## YOUR TASK
Write out exactly the lines from the one with "What's the underlying" through the last line. Pictures stay out.

## Begin

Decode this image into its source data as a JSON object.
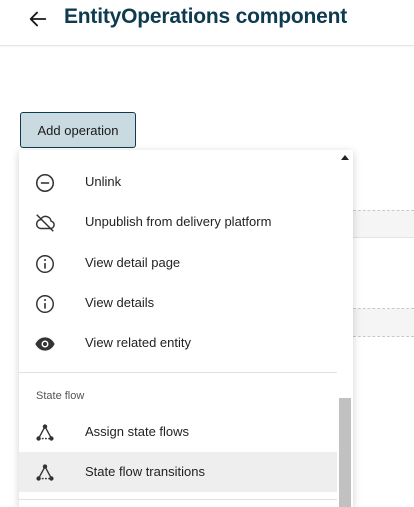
{
  "header": {
    "title": "EntityOperations component"
  },
  "toolbar": {
    "add_operation_label": "Add operation"
  },
  "menu": {
    "items": [
      {
        "label": "Unlink",
        "icon": "minus-circle-icon"
      },
      {
        "label": "Unpublish from delivery platform",
        "icon": "cloud-off-icon"
      },
      {
        "label": "View detail page",
        "icon": "info-circle-icon"
      },
      {
        "label": "View details",
        "icon": "info-circle-icon"
      },
      {
        "label": "View related entity",
        "icon": "eye-icon"
      }
    ],
    "section_state_flow": "State flow",
    "state_flow_items": [
      {
        "label": "Assign state flows",
        "icon": "state-flow-icon"
      },
      {
        "label": "State flow transitions",
        "icon": "state-flow-icon",
        "hovered": true
      }
    ]
  },
  "colors": {
    "title": "#0e3b4f",
    "button_bg": "#c9dbe0",
    "button_border": "#0e3b4f",
    "hover_bg": "#eeeeee"
  }
}
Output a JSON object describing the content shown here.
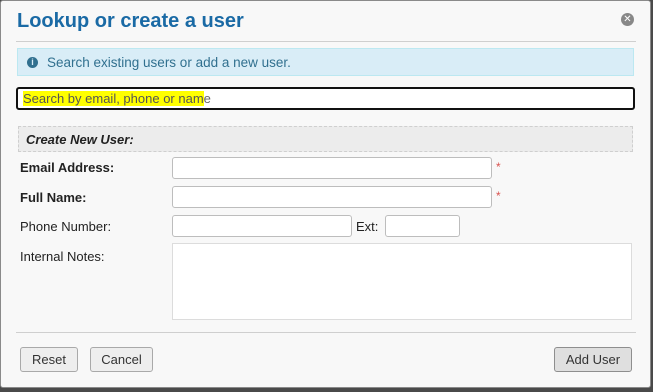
{
  "dialog": {
    "title": "Lookup or create a user",
    "close_icon": "close-circle-icon"
  },
  "info": {
    "icon": "info-icon",
    "text": "Search existing users or add a new user."
  },
  "search": {
    "placeholder_highlighted": "Search by email, phone or nam",
    "placeholder_rest": "e"
  },
  "create": {
    "section_title": "Create New User:",
    "email_label": "Email Address:",
    "name_label": "Full Name:",
    "phone_label": "Phone Number:",
    "ext_label": "Ext:",
    "notes_label": "Internal Notes:",
    "required_mark": "*"
  },
  "footer": {
    "reset_label": "Reset",
    "cancel_label": "Cancel",
    "add_label": "Add User"
  }
}
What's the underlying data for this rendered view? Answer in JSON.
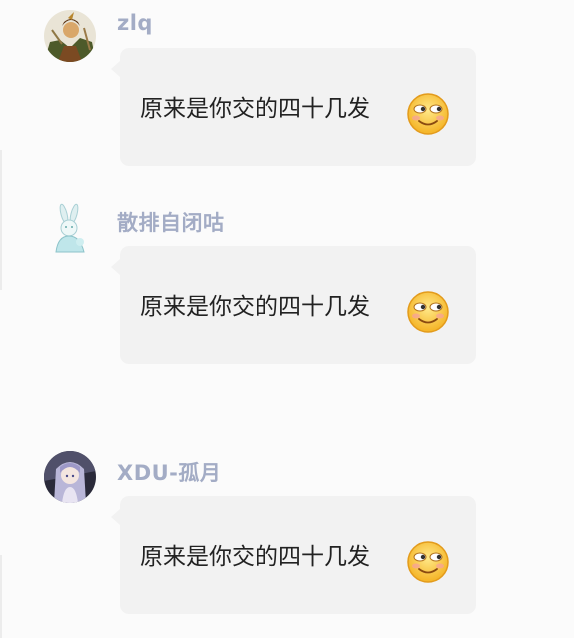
{
  "messages": [
    {
      "author": "zlq",
      "text": "原来是你交的四十几发",
      "emoji": "sly-smile-emoji",
      "avatar": "warrior-avatar"
    },
    {
      "author": "散排自闭咕",
      "text": "原来是你交的四十几发",
      "emoji": "sly-smile-emoji",
      "avatar": "rabbit-avatar"
    },
    {
      "author": "XDU-孤月",
      "text": "原来是你交的四十几发",
      "emoji": "sly-smile-emoji",
      "avatar": "anime-girl-avatar"
    }
  ],
  "colors": {
    "background": "#fbfbfb",
    "bubble": "#f2f2f2",
    "author_name": "#a3acc5",
    "text": "#222222"
  }
}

## End

## COMPLETE OUTPUT
What's the underlying data for this rendered view? Answer in JSON.
{
  "messages": [
    {
      "author": "zlq",
      "text": "原来是你交的四十几发",
      "emoji": "sly-smile-emoji",
      "avatar": "warrior-avatar"
    },
    {
      "author": "散排自闭咕",
      "text": "原来是你交的四十几发",
      "emoji": "sly-smile-emoji",
      "avatar": "rabbit-avatar"
    },
    {
      "author": "XDU-孤月",
      "text": "原来是你交的四十几发",
      "emoji": "sly-smile-emoji",
      "avatar": "anime-girl-avatar"
    }
  ],
  "colors": {
    "background": "#fbfbfb",
    "bubble": "#f2f2f2",
    "author_name": "#a3acc5",
    "text": "#222222"
  }
}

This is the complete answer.